-- Begin Data in this exercise --

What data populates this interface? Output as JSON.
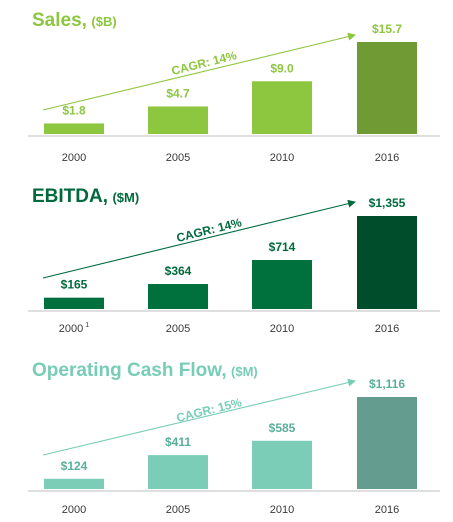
{
  "chart_data": [
    {
      "type": "bar",
      "title": "Sales,",
      "unit": "($B)",
      "categories": [
        "2000",
        "2005",
        "2010",
        "2016"
      ],
      "values": [
        1.8,
        4.7,
        9.0,
        15.7
      ],
      "value_labels": [
        "$1.8",
        "$4.7",
        "$9.0",
        "$15.7"
      ],
      "annotation": "CAGR: 14%",
      "colors": {
        "title": "#8dc63f",
        "labels": "#8dc63f",
        "arrow": "#8dc63f",
        "bars": [
          "#8dc63f",
          "#8dc63f",
          "#8dc63f",
          "#6f9a34"
        ]
      },
      "grid": false
    },
    {
      "type": "bar",
      "title": "EBITDA,",
      "unit": "($M)",
      "categories": [
        "2000",
        "2005",
        "2010",
        "2016"
      ],
      "category_superscripts": [
        "1",
        "",
        "",
        ""
      ],
      "values": [
        165,
        364,
        714,
        1355
      ],
      "value_labels": [
        "$165",
        "$364",
        "$714",
        "$1,355"
      ],
      "annotation": "CAGR: 14%",
      "colors": {
        "title": "#006a3c",
        "labels": "#006a3c",
        "arrow": "#006a3c",
        "bars": [
          "#00703c",
          "#00703c",
          "#00703c",
          "#004d2b"
        ]
      },
      "grid": false
    },
    {
      "type": "bar",
      "title": "Operating Cash Flow,",
      "unit": "($M)",
      "categories": [
        "2000",
        "2005",
        "2010",
        "2016"
      ],
      "values": [
        124,
        411,
        585,
        1116
      ],
      "value_labels": [
        "$124",
        "$411",
        "$585",
        "$1,116"
      ],
      "annotation": "CAGR: 15%",
      "colors": {
        "title": "#77cdb5",
        "labels": "#5aaf9a",
        "arrow": "#77cdb5",
        "bars": [
          "#7ccdb8",
          "#7ccdb8",
          "#7ccdb8",
          "#659c90"
        ]
      },
      "grid": false
    }
  ]
}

-- End Data in this exercise --

• Task brief
Scan the listing above and identify each line holding the string "title"; copy every such line.

• Full response
      "title": "Sales,",
        "title": "#8dc63f",
      "title": "EBITDA,",
        "title": "#006a3c",
      "title": "Operating Cash Flow,",
        "title": "#77cdb5",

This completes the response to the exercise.